Exercise objective:
For each line below that contains the string "date", copy that line.

Data for this exercise:
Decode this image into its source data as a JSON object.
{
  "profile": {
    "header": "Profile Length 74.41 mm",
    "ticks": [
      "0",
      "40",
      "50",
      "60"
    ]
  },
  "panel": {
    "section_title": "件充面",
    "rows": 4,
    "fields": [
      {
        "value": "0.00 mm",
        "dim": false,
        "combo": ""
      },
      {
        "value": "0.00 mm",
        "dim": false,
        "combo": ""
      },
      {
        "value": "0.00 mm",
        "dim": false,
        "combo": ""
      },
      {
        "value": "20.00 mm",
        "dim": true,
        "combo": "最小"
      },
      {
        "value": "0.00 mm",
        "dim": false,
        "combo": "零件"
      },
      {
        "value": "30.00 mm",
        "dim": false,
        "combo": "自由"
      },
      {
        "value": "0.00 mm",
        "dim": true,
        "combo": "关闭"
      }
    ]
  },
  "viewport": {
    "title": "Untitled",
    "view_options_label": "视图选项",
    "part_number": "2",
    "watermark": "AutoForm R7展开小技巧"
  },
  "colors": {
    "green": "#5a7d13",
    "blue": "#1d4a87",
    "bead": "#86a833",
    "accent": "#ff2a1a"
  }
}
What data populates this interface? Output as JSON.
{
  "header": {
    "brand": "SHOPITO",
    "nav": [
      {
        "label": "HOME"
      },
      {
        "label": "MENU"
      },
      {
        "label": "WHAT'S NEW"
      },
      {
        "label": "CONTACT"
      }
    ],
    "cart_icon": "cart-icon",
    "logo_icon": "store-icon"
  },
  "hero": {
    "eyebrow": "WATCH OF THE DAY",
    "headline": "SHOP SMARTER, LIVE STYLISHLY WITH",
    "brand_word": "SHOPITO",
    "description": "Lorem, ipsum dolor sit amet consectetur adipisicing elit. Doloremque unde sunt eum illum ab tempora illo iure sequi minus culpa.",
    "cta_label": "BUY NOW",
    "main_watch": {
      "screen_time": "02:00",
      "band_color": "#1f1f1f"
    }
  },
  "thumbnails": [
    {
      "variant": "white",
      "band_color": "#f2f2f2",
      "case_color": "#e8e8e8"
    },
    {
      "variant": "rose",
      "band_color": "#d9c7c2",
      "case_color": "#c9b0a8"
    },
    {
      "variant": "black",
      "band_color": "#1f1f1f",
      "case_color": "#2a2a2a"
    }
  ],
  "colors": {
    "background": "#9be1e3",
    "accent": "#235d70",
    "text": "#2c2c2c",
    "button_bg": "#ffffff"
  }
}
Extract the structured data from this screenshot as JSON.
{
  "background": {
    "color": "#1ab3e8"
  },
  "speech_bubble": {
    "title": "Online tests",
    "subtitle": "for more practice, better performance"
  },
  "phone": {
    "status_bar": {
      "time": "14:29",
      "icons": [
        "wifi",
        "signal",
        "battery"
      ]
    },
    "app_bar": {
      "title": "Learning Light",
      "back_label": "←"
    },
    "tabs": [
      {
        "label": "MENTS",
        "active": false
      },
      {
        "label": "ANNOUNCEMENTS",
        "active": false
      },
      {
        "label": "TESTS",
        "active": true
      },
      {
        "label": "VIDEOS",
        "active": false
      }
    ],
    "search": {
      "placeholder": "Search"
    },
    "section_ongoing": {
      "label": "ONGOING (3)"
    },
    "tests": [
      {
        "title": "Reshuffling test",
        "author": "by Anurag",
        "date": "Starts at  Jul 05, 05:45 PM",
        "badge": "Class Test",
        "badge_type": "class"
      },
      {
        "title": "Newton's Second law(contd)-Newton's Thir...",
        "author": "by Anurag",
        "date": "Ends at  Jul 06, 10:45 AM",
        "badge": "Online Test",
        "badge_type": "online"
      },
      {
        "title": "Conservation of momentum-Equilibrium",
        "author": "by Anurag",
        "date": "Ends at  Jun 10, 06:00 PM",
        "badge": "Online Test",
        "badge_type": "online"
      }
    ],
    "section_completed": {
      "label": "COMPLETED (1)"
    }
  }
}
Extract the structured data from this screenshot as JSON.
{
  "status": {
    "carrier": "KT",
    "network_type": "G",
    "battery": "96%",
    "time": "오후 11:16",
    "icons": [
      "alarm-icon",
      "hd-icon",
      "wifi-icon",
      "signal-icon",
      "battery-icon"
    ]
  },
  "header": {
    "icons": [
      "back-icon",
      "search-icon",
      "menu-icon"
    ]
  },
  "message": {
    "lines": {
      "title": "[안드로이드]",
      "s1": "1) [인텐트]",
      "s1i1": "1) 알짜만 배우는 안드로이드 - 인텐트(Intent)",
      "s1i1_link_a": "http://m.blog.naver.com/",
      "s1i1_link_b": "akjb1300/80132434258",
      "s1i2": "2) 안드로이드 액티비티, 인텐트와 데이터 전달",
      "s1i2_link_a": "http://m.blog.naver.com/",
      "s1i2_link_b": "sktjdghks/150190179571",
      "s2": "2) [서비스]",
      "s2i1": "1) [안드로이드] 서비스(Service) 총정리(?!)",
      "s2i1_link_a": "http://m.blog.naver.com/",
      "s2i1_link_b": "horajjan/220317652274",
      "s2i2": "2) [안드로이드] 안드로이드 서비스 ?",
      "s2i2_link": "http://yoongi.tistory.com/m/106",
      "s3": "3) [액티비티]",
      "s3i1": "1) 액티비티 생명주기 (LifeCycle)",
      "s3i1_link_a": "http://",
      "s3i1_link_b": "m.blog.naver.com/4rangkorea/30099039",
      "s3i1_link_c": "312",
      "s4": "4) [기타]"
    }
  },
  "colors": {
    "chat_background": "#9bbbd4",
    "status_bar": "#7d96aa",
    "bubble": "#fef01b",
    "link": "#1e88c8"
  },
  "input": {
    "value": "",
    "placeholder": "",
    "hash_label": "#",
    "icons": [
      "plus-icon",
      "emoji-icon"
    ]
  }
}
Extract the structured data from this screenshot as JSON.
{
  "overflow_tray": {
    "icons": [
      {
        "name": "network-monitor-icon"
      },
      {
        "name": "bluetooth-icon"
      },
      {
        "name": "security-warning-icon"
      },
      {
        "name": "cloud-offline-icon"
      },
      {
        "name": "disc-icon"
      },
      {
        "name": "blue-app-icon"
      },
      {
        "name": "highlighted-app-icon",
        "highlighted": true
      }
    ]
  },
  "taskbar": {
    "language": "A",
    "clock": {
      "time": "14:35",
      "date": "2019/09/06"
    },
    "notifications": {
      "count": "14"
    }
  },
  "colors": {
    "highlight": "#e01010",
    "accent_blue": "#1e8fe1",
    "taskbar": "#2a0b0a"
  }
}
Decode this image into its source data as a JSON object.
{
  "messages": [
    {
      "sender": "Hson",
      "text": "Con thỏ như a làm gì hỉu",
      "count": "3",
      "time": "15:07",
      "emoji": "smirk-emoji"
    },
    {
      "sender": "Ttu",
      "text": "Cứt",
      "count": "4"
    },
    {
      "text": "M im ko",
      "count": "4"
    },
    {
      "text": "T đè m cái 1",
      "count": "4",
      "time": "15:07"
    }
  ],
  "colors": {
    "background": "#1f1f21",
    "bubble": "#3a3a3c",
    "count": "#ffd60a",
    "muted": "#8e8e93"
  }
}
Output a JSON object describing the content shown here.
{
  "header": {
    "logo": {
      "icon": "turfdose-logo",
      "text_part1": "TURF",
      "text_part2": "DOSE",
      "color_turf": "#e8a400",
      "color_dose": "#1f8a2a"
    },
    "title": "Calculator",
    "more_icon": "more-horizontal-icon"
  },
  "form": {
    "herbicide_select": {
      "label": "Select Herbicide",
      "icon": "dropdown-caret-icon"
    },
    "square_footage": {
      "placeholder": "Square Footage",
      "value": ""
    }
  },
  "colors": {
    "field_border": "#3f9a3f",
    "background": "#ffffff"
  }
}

Exercise output:
        "date": "Starts at  Jul 05, 05:45 PM",
        "date": "Ends at  Jul 06, 10:45 AM",
        "date": "Ends at  Jun 10, 06:00 PM",
      "date": "2019/09/06"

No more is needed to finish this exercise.